• **Page extract**:
As I continue on my journey as an education evangelist, I keep coming back to the this idea of collective impact and Stanford Social Innovation Review’s article from last winter on how collaboration among non-profits can lead to the long-term systemic results that we’ve been chasing for decades in various social sectors. The key lesson is that achieving collective impact not only requires shifting investment of time and money towards long-term goals, but more so a shift in non-profit and philanthropic culture to value and fund collaborative efforts, including the operational costs needed to establish conditions for effective collaboration.
The research team goes on to outline the five conditions of collective success:
- Common Agenda
- Shared Measurement Systems
- Mutually reinforcing activities
- Continuous communication
- Backbone support organizations
In thinking about the scale needed to reach all the students that need help now, this point resonated with me the most- “In the field of education, even the most highly respected nonprofits—such as the Harlem Children’s Zone, Teach for America, and the Knowledge Is Power Program (KIPP)—have taken decades to reach tens of thousands of children, a remarkable achievement that deserves praise, but one that is three orders of magnitude short of the tens of millions of U.S. children that need help.” Through a collective approach, do you think successful programs could scale more effectively and efficiently to reach kids who are in failing schools today?
Do you know if anyone in the Bay Area is trying out this approach? I’d love to hear from you and them!
Want to read more on this topic? Check out David Bornstein’s New York Times article (March 2011) on Collective Impact titled, “The Power of Partnerships.”
Citation: The title of this post is an abbreviated version of Warren Buffet’s statement- “If you want to go fast, go alone. If you want to go far, go together.”

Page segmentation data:
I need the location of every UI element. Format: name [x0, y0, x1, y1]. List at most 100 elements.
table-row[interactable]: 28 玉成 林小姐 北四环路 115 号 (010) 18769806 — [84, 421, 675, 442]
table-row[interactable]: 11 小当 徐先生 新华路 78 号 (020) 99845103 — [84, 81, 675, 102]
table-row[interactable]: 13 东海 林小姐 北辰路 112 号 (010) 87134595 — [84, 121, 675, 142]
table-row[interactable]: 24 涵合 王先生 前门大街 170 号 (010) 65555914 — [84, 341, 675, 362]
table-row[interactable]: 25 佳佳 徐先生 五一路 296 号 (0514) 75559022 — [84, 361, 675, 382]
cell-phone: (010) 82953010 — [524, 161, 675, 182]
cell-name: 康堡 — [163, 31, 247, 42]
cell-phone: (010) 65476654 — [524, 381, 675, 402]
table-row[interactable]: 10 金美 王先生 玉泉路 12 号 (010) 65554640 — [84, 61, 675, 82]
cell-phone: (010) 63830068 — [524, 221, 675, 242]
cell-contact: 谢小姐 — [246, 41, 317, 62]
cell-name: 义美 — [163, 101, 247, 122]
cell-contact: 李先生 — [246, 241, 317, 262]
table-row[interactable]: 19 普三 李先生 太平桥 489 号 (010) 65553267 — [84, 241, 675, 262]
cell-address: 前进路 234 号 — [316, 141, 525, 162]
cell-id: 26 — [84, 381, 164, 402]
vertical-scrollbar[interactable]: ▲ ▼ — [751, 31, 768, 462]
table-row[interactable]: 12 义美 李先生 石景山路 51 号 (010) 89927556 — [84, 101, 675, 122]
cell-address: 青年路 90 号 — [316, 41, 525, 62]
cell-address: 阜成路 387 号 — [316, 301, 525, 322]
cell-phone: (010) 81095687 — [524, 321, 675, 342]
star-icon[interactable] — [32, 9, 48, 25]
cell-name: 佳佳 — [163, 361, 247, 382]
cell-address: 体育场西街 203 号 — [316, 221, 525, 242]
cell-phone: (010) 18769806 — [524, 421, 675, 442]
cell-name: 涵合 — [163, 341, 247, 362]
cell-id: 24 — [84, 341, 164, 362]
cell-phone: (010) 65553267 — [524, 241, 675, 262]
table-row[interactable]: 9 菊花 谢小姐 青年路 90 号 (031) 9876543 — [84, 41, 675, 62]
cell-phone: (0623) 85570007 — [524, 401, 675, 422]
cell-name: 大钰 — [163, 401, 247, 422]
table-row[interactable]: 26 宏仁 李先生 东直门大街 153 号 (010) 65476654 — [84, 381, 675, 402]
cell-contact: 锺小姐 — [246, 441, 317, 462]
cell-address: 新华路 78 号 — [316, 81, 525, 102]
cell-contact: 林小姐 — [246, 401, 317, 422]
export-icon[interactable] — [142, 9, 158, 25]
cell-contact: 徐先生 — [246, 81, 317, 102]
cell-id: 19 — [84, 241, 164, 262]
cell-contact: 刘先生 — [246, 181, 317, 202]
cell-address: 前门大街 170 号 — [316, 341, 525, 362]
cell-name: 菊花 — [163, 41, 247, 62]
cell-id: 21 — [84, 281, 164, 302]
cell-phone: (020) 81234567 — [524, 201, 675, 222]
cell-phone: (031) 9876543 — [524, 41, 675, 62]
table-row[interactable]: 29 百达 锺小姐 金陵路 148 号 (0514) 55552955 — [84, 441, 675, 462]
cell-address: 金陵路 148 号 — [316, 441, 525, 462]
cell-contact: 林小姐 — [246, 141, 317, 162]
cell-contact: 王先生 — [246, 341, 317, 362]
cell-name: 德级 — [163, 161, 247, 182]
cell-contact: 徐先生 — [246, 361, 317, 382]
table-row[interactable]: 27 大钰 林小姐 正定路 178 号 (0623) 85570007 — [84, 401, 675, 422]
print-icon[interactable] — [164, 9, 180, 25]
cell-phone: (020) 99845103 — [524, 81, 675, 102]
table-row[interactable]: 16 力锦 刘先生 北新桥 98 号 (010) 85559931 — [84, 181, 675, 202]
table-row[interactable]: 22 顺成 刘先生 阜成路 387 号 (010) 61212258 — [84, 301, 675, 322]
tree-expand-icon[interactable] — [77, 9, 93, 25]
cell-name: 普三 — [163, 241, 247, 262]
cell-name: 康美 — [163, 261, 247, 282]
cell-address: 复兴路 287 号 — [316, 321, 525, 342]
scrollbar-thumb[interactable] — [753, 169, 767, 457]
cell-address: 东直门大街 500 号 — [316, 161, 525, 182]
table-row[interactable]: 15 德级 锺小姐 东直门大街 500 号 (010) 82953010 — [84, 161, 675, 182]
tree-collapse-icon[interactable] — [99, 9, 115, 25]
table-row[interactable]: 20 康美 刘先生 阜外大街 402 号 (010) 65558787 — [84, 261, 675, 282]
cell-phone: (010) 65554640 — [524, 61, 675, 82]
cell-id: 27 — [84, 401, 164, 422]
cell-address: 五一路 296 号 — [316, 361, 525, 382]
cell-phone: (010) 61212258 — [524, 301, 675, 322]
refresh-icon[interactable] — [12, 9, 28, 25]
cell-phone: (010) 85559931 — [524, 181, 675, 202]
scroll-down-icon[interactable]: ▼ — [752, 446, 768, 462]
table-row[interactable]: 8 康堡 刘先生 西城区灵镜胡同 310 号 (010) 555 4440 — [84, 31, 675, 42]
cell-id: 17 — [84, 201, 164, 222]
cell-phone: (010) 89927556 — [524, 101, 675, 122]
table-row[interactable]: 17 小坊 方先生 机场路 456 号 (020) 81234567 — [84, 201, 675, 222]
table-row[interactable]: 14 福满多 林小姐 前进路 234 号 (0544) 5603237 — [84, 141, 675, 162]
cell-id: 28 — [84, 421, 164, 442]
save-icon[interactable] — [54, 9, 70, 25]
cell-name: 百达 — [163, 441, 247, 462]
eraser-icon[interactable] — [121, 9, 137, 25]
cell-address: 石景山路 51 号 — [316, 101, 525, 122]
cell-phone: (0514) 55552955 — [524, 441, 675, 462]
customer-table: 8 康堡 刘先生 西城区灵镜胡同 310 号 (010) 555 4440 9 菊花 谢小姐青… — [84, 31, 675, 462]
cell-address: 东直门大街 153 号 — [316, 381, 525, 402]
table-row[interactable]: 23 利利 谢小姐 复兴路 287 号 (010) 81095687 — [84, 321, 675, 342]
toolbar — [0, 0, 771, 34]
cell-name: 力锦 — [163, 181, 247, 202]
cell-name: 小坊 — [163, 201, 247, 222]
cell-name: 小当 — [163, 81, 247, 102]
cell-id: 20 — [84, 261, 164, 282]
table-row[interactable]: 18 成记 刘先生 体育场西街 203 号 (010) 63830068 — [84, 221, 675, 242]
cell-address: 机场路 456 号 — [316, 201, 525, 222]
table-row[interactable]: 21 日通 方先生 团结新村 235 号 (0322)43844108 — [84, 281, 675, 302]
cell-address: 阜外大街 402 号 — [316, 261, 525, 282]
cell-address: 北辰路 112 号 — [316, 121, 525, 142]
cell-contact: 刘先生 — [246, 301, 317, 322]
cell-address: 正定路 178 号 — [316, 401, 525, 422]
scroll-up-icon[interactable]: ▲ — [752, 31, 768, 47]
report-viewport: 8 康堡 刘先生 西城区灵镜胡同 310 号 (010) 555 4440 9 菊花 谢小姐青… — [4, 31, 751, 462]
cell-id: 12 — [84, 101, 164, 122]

• **Task to carry out**:
In the post on collective impact above, whose statement is the post's title an abbreviated version of?

• **Task solution**:
Warren Buffet's